* **SET PROBLEM**:
Extract all data as written.
╭─ INFORMATION SHOWN
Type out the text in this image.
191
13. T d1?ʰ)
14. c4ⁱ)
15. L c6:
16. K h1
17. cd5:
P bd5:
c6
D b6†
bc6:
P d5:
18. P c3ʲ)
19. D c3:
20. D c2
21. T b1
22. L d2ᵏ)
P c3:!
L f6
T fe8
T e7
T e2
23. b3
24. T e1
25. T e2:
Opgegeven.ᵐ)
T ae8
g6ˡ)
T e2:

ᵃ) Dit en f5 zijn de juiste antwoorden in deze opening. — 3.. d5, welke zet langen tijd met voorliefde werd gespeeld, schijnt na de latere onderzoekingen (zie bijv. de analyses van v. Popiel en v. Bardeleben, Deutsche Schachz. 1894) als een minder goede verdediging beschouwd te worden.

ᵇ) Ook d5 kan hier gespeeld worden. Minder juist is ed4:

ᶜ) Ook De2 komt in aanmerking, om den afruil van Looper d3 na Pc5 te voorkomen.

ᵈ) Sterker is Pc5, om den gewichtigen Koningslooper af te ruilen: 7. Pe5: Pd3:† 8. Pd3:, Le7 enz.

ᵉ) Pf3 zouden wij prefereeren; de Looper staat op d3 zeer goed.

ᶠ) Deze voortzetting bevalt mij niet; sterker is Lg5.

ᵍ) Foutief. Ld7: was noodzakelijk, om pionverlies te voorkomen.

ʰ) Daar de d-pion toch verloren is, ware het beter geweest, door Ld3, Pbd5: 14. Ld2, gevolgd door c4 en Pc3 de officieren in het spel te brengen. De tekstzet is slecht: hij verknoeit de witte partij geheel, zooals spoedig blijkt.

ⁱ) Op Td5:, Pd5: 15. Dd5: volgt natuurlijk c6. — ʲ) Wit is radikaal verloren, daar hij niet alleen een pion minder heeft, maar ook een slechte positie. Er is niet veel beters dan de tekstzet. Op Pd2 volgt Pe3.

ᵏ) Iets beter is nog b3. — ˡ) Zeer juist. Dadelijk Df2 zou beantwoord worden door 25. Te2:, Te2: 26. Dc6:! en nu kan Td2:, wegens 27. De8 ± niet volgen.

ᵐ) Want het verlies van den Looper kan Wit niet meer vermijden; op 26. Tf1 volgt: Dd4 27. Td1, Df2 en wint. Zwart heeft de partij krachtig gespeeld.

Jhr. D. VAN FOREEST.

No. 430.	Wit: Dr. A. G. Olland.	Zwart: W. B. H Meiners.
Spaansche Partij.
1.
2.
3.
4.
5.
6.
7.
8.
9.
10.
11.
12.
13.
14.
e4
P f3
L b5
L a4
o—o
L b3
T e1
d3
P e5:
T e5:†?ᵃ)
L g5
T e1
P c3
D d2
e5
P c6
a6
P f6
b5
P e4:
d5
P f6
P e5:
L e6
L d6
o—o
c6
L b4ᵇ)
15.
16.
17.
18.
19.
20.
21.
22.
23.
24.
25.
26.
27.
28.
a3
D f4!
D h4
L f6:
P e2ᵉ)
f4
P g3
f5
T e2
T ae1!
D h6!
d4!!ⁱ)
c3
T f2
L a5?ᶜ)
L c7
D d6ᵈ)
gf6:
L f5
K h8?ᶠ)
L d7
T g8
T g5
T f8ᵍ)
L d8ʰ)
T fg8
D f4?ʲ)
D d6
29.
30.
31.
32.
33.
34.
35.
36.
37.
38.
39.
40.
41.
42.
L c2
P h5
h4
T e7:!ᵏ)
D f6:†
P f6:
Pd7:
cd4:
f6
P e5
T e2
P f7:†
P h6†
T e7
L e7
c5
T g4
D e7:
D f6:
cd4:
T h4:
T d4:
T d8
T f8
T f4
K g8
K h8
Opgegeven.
╰─
* **THE RESULT**:
Type out the text in this image.
191
13. T d1?ʰ)
14. c4ⁱ)
15. L c6:
16. K h1
17. cd5:
P bd5:
c6
D b6†
bc6:
P d5:
18. P c3ʲ)
19. D c3:
20. D c2
21. T b1
22. L d2ᵏ)
P c3:!
L f6
T fe8
T e7
T e2
23. b3
24. T e1
25. T e2:
Opgegeven.ᵐ)
T ae8
g6ˡ)
T e2:

ᵃ) Dit en f5 zijn de juiste antwoorden in deze opening. — 3.. d5, welke zet langen tijd met voorliefde werd gespeeld, schijnt na de latere onderzoekingen (zie bijv. de analyses van v. Popiel en v. Bardeleben, Deutsche Schachz. 1894) als een minder goede verdediging beschouwd te worden.

ᵇ) Ook d5 kan hier gespeeld worden. Minder juist is ed4:

ᶜ) Ook De2 komt in aanmerking, om den afruil van Looper d3 na Pc5 te voorkomen.

ᵈ) Sterker is Pc5, om den gewichtigen Koningslooper af te ruilen: 7. Pe5: Pd3:† 8. Pd3:, Le7 enz.

ᵉ) Pf3 zouden wij prefereeren; de Looper staat op d3 zeer goed.

ᶠ) Deze voortzetting bevalt mij niet; sterker is Lg5.

ᵍ) Foutief. Ld7: was noodzakelijk, om pionverlies te voorkomen.

ʰ) Daar de d-pion toch verloren is, ware het beter geweest, door Ld3, Pbd5: 14. Ld2, gevolgd door c4 en Pc3 de officieren in het spel te brengen. De tekstzet is slecht: hij verknoeit de witte partij geheel, zooals spoedig blijkt.

ⁱ) Op Td5:, Pd5: 15. Dd5: volgt natuurlijk c6. — ʲ) Wit is radikaal verloren, daar hij niet alleen een pion minder heeft, maar ook een slechte positie. Er is niet veel beters dan de tekstzet. Op Pd2 volgt Pe3.

ᵏ) Iets beter is nog b3. — ˡ) Zeer juist. Dadelijk Df2 zou beantwoord worden door 25. Te2:, Te2: 26. Dc6:! en nu kan Td2:, wegens 27. De8 ± niet volgen.

ᵐ) Want het verlies van den Looper kan Wit niet meer vermijden; op 26. Tf1 volgt: Dd4 27. Td1, Df2 en wint. Zwart heeft de partij krachtig gespeeld.

Jhr. D. VAN FOREEST.

No. 430.	Wit: Dr. A. G. Olland.	Zwart: W. B. H Meiners.
Spaansche Partij.
1.
2.
3.
4.
5.
6.
7.
8.
9.
10.
11.
12.
13.
14.
e4
P f3
L b5
L a4
o—o
L b3
T e1
d3
P e5:
T e5:†?ᵃ)
L g5
T e1
P c3
D d2
e5
P c6
a6
P f6
b5
P e4:
d5
P f6
P e5:
L e6
L d6
o—o
c6
L b4ᵇ)
15.
16.
17.
18.
19.
20.
21.
22.
23.
24.
25.
26.
27.
28.
a3
D f4!
D h4
L f6:
P e2ᵉ)
f4
P g3
f5
T e2
T ae1!
D h6!
d4!!ⁱ)
c3
T f2
L a5?ᶜ)
L c7
D d6ᵈ)
gf6:
L f5
K h8?ᶠ)
L d7
T g8
T g5
T f8ᵍ)
L d8ʰ)
T fg8
D f4?ʲ)
D d6
29.
30.
31.
32.
33.
34.
35.
36.
37.
38.
39.
40.
41.
42.
L c2
P h5
h4
T e7:!ᵏ)
D f6:†
P f6:
Pd7:
cd4:
f6
P e5
T e2
P f7:†
P h6†
T e7
L e7
c5
T g4
D e7:
D f6:
cd4:
T h4:
T d4:
T d8
T f8
T f4
K g8
K h8
Opgegeven.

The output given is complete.